***** Record set
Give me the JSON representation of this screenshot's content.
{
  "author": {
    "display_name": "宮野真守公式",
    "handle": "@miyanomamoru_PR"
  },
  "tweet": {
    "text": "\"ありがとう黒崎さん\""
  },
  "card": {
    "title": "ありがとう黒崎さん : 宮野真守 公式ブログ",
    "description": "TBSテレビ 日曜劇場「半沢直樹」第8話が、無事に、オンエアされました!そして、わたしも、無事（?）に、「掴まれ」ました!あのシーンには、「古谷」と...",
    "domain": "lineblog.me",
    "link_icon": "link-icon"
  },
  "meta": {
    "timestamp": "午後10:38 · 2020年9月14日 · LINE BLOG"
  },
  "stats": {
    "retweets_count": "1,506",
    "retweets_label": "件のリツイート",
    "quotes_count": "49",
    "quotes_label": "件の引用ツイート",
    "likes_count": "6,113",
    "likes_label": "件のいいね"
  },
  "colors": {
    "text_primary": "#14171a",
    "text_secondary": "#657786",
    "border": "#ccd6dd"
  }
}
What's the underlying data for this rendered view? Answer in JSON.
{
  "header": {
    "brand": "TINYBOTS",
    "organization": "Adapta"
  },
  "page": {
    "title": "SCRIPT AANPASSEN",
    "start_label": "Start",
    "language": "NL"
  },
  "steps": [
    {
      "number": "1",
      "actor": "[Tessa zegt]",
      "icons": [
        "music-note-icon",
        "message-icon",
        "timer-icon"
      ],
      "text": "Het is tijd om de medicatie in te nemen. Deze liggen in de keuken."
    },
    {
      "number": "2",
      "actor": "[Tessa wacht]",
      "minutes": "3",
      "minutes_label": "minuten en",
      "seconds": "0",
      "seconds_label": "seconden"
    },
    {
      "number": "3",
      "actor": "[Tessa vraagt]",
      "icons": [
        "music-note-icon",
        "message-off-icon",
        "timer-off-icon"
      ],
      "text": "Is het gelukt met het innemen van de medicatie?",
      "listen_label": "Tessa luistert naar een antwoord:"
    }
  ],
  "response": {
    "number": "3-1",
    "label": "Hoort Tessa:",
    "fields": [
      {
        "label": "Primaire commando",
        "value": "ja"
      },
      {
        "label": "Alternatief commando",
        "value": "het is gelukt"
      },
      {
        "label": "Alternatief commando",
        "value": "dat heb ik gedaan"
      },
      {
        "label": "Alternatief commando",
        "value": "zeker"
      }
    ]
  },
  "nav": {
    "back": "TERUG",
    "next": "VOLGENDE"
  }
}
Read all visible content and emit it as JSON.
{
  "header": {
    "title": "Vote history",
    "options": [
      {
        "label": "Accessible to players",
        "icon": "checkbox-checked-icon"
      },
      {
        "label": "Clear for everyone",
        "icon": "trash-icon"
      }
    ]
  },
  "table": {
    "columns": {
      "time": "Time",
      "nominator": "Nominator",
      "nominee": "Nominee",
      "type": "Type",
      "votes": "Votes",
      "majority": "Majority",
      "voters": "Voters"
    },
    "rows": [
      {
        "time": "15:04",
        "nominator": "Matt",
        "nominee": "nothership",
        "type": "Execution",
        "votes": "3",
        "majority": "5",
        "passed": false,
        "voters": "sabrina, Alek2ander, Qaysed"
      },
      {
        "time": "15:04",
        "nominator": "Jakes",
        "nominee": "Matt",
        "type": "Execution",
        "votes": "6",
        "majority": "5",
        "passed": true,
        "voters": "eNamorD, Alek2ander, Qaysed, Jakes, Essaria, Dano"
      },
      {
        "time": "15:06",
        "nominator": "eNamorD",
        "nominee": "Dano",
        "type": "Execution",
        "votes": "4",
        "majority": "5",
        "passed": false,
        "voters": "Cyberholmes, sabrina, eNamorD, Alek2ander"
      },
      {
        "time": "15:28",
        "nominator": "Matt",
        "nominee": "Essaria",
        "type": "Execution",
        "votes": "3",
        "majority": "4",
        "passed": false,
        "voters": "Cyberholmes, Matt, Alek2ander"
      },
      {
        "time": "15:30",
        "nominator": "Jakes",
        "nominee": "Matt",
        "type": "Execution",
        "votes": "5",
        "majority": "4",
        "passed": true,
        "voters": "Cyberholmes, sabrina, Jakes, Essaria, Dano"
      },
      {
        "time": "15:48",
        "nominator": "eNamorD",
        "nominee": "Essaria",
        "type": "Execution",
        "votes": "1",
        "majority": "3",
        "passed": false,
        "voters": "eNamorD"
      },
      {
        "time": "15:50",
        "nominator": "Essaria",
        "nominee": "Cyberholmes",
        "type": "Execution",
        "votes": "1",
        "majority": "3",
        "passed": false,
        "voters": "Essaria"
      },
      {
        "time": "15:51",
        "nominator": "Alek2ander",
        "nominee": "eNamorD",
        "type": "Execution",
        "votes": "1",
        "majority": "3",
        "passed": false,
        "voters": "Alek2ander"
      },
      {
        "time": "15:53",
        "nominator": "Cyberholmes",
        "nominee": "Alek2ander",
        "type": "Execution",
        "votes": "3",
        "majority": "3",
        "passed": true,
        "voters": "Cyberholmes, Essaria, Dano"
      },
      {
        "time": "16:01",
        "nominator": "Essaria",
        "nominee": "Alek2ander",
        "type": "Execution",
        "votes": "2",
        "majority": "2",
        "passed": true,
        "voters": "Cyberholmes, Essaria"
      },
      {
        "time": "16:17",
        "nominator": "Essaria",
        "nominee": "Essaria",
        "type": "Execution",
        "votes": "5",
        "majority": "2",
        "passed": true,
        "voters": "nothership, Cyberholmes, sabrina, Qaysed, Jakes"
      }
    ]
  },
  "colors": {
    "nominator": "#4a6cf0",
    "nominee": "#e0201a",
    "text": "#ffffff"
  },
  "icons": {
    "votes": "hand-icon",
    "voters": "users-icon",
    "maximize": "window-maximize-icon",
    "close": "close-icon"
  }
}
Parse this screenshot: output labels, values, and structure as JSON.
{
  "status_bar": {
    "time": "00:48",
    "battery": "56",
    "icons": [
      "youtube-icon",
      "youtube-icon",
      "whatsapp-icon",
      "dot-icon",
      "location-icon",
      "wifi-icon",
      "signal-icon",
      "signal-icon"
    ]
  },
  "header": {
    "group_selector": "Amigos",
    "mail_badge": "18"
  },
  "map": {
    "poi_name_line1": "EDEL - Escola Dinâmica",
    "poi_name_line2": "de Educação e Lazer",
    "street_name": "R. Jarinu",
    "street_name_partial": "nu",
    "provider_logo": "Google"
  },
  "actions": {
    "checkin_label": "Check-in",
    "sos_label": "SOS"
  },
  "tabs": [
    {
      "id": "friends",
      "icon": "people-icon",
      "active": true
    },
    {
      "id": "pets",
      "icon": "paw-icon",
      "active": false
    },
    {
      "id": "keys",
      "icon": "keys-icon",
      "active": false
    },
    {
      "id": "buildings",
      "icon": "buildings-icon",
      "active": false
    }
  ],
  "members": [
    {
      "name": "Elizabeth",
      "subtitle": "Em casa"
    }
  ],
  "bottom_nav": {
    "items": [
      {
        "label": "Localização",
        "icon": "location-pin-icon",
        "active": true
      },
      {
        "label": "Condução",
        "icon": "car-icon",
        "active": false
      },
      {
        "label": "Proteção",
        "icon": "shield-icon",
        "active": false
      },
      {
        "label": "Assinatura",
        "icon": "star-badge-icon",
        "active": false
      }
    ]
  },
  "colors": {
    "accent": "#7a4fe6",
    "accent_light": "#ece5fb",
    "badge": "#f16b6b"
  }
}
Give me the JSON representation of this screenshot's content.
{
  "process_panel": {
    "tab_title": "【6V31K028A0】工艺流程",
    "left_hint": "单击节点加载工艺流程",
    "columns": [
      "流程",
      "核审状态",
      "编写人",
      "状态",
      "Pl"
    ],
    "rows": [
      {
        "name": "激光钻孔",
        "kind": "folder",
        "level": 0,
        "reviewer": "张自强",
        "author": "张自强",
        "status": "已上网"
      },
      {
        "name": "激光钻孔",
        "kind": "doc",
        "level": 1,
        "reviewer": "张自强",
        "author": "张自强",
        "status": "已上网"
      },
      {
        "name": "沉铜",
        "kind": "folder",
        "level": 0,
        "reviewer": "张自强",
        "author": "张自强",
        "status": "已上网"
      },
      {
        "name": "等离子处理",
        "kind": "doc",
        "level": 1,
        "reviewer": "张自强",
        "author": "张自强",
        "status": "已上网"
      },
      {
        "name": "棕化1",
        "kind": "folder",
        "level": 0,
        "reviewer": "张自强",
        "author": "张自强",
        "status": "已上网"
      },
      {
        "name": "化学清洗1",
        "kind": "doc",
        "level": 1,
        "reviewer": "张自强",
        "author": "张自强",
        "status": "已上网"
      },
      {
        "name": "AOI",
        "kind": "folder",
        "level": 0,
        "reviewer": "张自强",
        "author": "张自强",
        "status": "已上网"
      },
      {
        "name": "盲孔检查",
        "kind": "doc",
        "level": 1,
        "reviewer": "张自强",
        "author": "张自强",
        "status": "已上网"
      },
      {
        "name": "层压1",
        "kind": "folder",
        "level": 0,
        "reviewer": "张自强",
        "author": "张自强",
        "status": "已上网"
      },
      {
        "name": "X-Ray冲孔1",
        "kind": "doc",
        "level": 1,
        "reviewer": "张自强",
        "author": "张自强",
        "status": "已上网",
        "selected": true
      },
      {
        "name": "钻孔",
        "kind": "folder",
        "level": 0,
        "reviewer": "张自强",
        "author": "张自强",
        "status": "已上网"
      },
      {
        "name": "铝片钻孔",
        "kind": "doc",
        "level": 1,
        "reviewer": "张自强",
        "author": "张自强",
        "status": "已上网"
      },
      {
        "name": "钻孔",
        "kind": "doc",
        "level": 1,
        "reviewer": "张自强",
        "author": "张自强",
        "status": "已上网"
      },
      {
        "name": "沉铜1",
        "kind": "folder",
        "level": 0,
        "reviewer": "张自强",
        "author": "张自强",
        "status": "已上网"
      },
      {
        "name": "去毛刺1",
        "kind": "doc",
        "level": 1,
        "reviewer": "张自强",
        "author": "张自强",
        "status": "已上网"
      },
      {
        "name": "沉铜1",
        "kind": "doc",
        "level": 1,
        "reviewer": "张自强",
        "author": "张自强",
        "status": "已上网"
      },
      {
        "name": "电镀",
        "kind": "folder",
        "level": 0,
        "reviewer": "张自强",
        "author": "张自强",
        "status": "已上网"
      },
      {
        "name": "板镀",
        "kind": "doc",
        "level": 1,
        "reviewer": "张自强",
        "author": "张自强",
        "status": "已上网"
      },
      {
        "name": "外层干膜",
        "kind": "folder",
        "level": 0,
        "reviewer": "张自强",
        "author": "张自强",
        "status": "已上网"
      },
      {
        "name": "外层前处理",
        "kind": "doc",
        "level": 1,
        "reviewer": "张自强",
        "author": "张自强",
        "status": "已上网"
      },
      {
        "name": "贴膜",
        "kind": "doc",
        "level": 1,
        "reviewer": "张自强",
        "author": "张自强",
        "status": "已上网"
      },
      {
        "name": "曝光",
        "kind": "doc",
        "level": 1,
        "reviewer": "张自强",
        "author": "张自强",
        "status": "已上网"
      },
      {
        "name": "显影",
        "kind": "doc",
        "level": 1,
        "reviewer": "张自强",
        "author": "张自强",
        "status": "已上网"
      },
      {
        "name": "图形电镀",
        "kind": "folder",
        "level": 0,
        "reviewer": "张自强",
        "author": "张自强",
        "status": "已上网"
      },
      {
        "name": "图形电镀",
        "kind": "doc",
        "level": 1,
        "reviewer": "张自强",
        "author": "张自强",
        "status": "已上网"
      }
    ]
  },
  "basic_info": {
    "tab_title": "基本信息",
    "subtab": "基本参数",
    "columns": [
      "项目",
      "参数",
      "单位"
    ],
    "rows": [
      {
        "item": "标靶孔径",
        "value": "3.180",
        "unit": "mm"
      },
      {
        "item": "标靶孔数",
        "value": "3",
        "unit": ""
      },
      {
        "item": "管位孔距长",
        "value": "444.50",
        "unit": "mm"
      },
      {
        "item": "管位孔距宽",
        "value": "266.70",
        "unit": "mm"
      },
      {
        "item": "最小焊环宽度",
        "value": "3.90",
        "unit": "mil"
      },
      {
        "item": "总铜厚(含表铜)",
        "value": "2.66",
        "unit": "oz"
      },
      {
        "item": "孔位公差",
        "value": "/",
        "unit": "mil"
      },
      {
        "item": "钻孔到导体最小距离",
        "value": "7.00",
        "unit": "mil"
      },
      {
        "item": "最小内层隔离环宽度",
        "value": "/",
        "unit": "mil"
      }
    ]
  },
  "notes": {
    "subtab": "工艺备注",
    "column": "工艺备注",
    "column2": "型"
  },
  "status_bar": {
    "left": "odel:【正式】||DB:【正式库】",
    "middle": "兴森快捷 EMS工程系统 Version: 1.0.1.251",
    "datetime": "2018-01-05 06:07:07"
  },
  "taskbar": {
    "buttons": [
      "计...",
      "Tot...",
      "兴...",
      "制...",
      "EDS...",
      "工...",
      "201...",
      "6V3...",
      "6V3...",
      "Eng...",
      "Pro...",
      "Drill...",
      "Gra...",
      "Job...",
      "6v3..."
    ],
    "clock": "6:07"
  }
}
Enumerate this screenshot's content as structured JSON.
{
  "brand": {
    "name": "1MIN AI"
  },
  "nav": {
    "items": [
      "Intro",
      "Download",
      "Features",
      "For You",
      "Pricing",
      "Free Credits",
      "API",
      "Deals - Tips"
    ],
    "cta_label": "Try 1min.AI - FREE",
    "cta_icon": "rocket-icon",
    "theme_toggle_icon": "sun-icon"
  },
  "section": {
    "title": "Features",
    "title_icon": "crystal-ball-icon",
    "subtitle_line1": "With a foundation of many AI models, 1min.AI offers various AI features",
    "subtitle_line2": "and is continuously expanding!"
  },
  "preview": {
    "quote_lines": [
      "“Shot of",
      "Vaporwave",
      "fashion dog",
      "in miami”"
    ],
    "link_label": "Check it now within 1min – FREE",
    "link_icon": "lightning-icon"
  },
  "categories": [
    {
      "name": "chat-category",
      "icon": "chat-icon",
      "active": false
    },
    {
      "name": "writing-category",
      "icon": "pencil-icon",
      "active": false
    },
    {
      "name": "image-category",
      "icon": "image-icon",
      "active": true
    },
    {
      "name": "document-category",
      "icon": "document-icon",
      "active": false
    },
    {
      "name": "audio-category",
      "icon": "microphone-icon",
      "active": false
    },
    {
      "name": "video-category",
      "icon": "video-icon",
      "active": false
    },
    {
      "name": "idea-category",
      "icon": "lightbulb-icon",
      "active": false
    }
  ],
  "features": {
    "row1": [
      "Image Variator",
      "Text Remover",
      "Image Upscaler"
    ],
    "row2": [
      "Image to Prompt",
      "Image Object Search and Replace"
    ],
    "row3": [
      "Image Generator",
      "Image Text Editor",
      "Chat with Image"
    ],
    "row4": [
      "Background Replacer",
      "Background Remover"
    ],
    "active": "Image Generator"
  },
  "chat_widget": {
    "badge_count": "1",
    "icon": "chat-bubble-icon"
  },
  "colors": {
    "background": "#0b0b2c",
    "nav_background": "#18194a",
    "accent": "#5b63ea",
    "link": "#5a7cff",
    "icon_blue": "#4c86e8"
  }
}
**********
■ Job ■
Check each line of the entries above, and show every one holding the word "Generator".

■ Full solution ■
      "Image Generator",
    "active": "Image Generator"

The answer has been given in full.